**What this task involves:** Reproduce the listing below line for line without changing a single character. Omit the pictures from your answer.

◇ ◇ ◇ ◇

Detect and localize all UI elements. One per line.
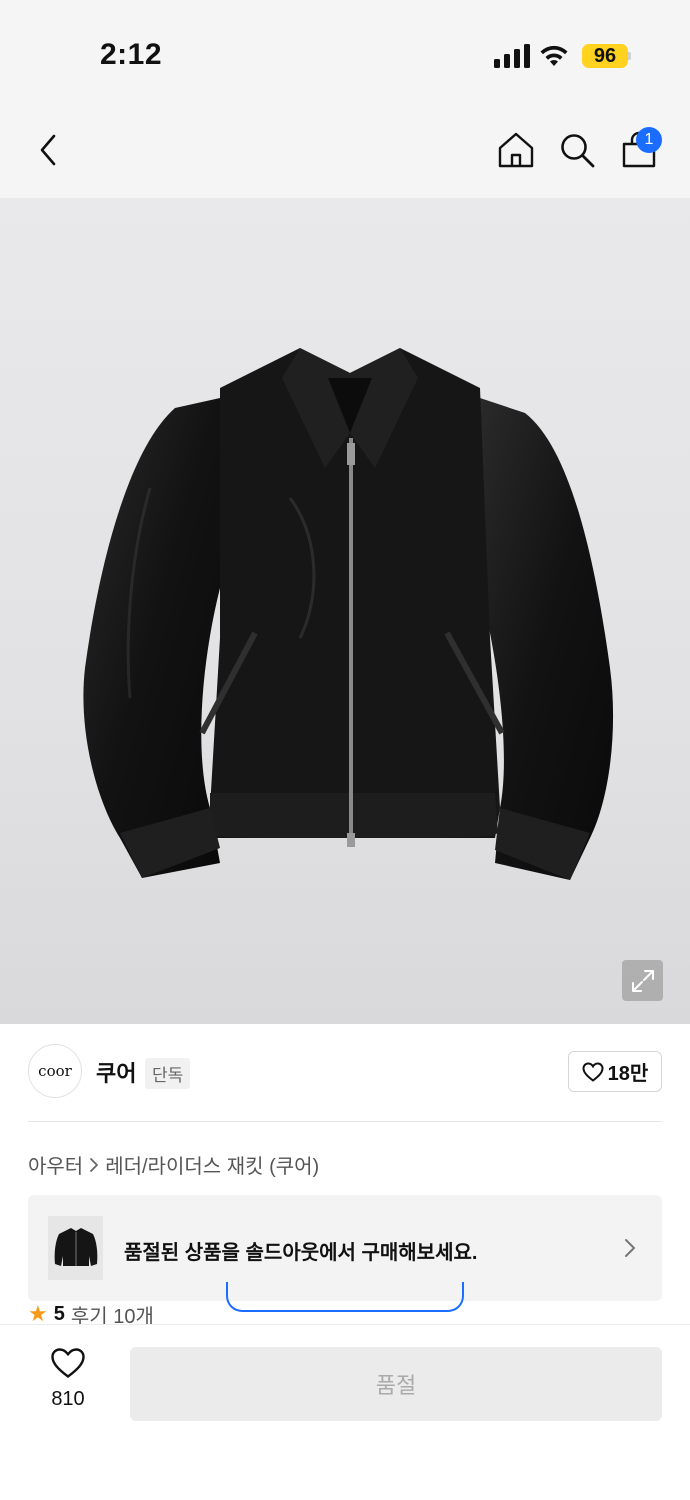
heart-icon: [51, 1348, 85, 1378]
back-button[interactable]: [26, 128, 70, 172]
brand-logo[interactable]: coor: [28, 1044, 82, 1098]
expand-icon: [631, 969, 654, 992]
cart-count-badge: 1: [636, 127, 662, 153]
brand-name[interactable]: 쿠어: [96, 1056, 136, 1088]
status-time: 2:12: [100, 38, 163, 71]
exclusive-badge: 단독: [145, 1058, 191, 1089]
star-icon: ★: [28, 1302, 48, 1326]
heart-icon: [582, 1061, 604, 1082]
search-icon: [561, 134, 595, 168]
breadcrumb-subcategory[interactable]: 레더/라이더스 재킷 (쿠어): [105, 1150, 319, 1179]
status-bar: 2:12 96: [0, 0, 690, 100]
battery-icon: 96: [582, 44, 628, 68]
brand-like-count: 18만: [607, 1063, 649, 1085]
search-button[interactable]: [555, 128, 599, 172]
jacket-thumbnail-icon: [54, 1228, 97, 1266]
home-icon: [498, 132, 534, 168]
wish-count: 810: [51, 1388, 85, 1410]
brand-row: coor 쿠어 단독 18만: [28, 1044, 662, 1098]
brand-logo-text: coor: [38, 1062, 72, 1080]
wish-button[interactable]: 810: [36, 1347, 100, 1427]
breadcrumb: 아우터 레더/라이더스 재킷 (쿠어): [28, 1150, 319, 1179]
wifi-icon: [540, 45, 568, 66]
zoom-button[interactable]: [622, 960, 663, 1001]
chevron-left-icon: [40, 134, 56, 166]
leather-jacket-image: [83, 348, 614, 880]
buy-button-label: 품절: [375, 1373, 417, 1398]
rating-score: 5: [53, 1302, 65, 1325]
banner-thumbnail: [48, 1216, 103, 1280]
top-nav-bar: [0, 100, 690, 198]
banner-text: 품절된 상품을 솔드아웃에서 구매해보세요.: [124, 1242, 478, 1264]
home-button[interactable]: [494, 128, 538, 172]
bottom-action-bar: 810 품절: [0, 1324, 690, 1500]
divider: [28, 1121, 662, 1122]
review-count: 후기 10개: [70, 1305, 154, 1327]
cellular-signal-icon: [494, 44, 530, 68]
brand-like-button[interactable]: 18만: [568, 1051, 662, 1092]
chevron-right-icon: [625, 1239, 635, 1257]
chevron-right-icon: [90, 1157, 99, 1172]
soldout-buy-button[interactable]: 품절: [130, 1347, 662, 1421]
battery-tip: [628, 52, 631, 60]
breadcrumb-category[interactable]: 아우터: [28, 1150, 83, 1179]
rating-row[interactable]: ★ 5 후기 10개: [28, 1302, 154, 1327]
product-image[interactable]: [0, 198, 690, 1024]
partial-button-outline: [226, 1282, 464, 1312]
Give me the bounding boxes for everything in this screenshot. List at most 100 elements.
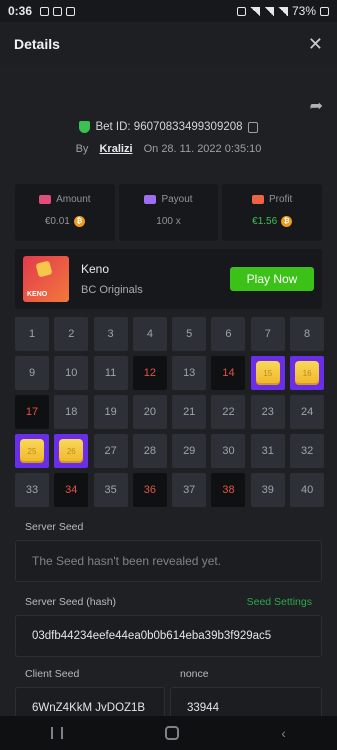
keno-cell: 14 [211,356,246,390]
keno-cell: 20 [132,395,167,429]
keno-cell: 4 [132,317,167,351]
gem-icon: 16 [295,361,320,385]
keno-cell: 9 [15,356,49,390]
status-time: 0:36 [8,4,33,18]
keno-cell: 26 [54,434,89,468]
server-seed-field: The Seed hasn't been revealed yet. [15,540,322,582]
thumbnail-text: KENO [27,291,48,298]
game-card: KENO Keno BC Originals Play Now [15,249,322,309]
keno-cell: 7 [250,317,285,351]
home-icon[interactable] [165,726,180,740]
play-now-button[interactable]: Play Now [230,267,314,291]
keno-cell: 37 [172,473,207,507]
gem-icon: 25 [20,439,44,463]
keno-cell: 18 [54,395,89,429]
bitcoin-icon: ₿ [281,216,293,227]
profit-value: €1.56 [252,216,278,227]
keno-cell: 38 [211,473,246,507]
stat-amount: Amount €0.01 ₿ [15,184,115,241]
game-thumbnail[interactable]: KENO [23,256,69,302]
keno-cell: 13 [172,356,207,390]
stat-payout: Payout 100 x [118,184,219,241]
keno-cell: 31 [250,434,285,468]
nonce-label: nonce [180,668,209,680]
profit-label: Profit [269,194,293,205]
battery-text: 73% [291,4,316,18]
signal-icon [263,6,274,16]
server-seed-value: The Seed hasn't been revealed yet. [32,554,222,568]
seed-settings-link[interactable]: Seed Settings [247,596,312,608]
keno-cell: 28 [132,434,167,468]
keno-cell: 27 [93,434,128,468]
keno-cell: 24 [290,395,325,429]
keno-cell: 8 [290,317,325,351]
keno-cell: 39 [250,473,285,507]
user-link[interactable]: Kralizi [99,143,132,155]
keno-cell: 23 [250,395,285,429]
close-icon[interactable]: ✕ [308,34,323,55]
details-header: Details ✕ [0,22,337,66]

◇ ◇ ◇ ◇

**Answer to the problem:**
Detect and localize all UI elements. One per line.
heart-icon: [51, 1348, 85, 1378]
back-button[interactable]: [26, 128, 70, 172]
brand-logo[interactable]: coor: [28, 1044, 82, 1098]
expand-icon: [631, 969, 654, 992]
cart-count-badge: 1: [636, 127, 662, 153]
brand-name[interactable]: 쿠어: [96, 1056, 136, 1088]
status-time: 2:12: [100, 38, 163, 71]
exclusive-badge: 단독: [145, 1058, 191, 1089]
star-icon: ★: [28, 1302, 48, 1326]
heart-icon: [582, 1061, 604, 1082]
search-icon: [561, 134, 595, 168]
breadcrumb-subcategory[interactable]: 레더/라이더스 재킷 (쿠어): [105, 1150, 319, 1179]
status-bar: 2:12 96: [0, 0, 690, 100]
battery-icon: 96: [582, 44, 628, 68]
brand-like-count: 18만: [607, 1063, 649, 1085]
search-button[interactable]: [555, 128, 599, 172]
jacket-thumbnail-icon: [54, 1228, 97, 1266]
home-icon: [498, 132, 534, 168]
wish-count: 810: [51, 1388, 85, 1410]
brand-row: coor 쿠어 단독 18만: [28, 1044, 662, 1098]
brand-logo-text: coor: [38, 1062, 72, 1080]
wish-button[interactable]: 810: [36, 1347, 100, 1427]
breadcrumb: 아우터 레더/라이더스 재킷 (쿠어): [28, 1150, 319, 1179]
wifi-icon: [540, 45, 568, 66]
zoom-button[interactable]: [622, 960, 663, 1001]
chevron-left-icon: [40, 134, 56, 166]
leather-jacket-image: [83, 348, 614, 880]
buy-button-label: 품절: [375, 1373, 417, 1398]
rating-score: 5: [53, 1302, 65, 1325]
banner-thumbnail: [48, 1216, 103, 1280]
top-nav-bar: [0, 100, 690, 198]
banner-text: 품절된 상품을 솔드아웃에서 구매해보세요.: [124, 1242, 478, 1264]
home-button[interactable]: [494, 128, 538, 172]
bottom-action-bar: 810 품절: [0, 1324, 690, 1500]
divider: [28, 1121, 662, 1122]
review-count: 후기 10개: [70, 1305, 154, 1327]
cellular-signal-icon: [494, 44, 530, 68]
brand-like-button[interactable]: 18만: [568, 1051, 662, 1092]
chevron-right-icon: [625, 1239, 635, 1257]
chevron-right-icon: [90, 1157, 99, 1172]
soldout-buy-button[interactable]: 품절: [130, 1347, 662, 1421]
battery-tip: [628, 52, 631, 60]
breadcrumb-category[interactable]: 아우터: [28, 1150, 83, 1179]
rating-row[interactable]: ★ 5 후기 10개: [28, 1302, 154, 1327]
product-image[interactable]: [0, 198, 690, 1024]
partial-button-outline: [226, 1282, 464, 1312]
Give me the bounding boxes for everything in this screenshot. List at most 100 elements.
keno-cell: 14 [211,356,246,390]
keno-cell: 20 [132,395,167,429]
keno-cell: 4 [132,317,167,351]
gem-icon: 16 [295,361,320,385]
keno-cell: 9 [15,356,49,390]
status-time: 0:36 [8,4,33,18]
keno-cell: 26 [54,434,89,468]
server-seed-field: The Seed hasn't been revealed yet. [15,540,322,582]
thumbnail-text: KENO [27,291,48,298]
game-card: KENO Keno BC Originals Play Now [15,249,322,309]
keno-cell: 7 [250,317,285,351]
home-icon[interactable] [165,726,180,740]
play-now-button[interactable]: Play Now [230,267,314,291]
keno-cell: 37 [172,473,207,507]
gem-icon: 25 [20,439,44,463]
keno-cell: 18 [54,395,89,429]
bitcoin-icon: ₿ [281,216,293,227]
profit-value: €1.56 [252,216,278,227]
keno-cell: 38 [211,473,246,507]
stat-amount: Amount €0.01 ₿ [15,184,115,241]
game-thumbnail[interactable]: KENO [23,256,69,302]
keno-cell: 13 [172,356,207,390]
stat-payout: Payout 100 x [118,184,219,241]
keno-cell: 31 [250,434,285,468]
nonce-label: nonce [180,668,209,680]
profit-label: Profit [269,194,293,205]
battery-text: 73% [291,4,316,18]
signal-icon [263,6,274,16]
server-seed-value: The Seed hasn't been revealed yet. [32,554,222,568]
seed-settings-link[interactable]: Seed Settings [247,596,312,608]
keno-cell: 28 [132,434,167,468]
keno-cell: 27 [93,434,128,468]
keno-cell: 24 [290,395,325,429]
keno-cell: 8 [290,317,325,351]
keno-cell: 39 [250,473,285,507]
user-link[interactable]: Kralizi [99,143,132,155]
keno-cell: 23 [250,395,285,429]
close-icon[interactable]: ✕ [308,34,323,55]
details-header: Details ✕ [0,22,337,66]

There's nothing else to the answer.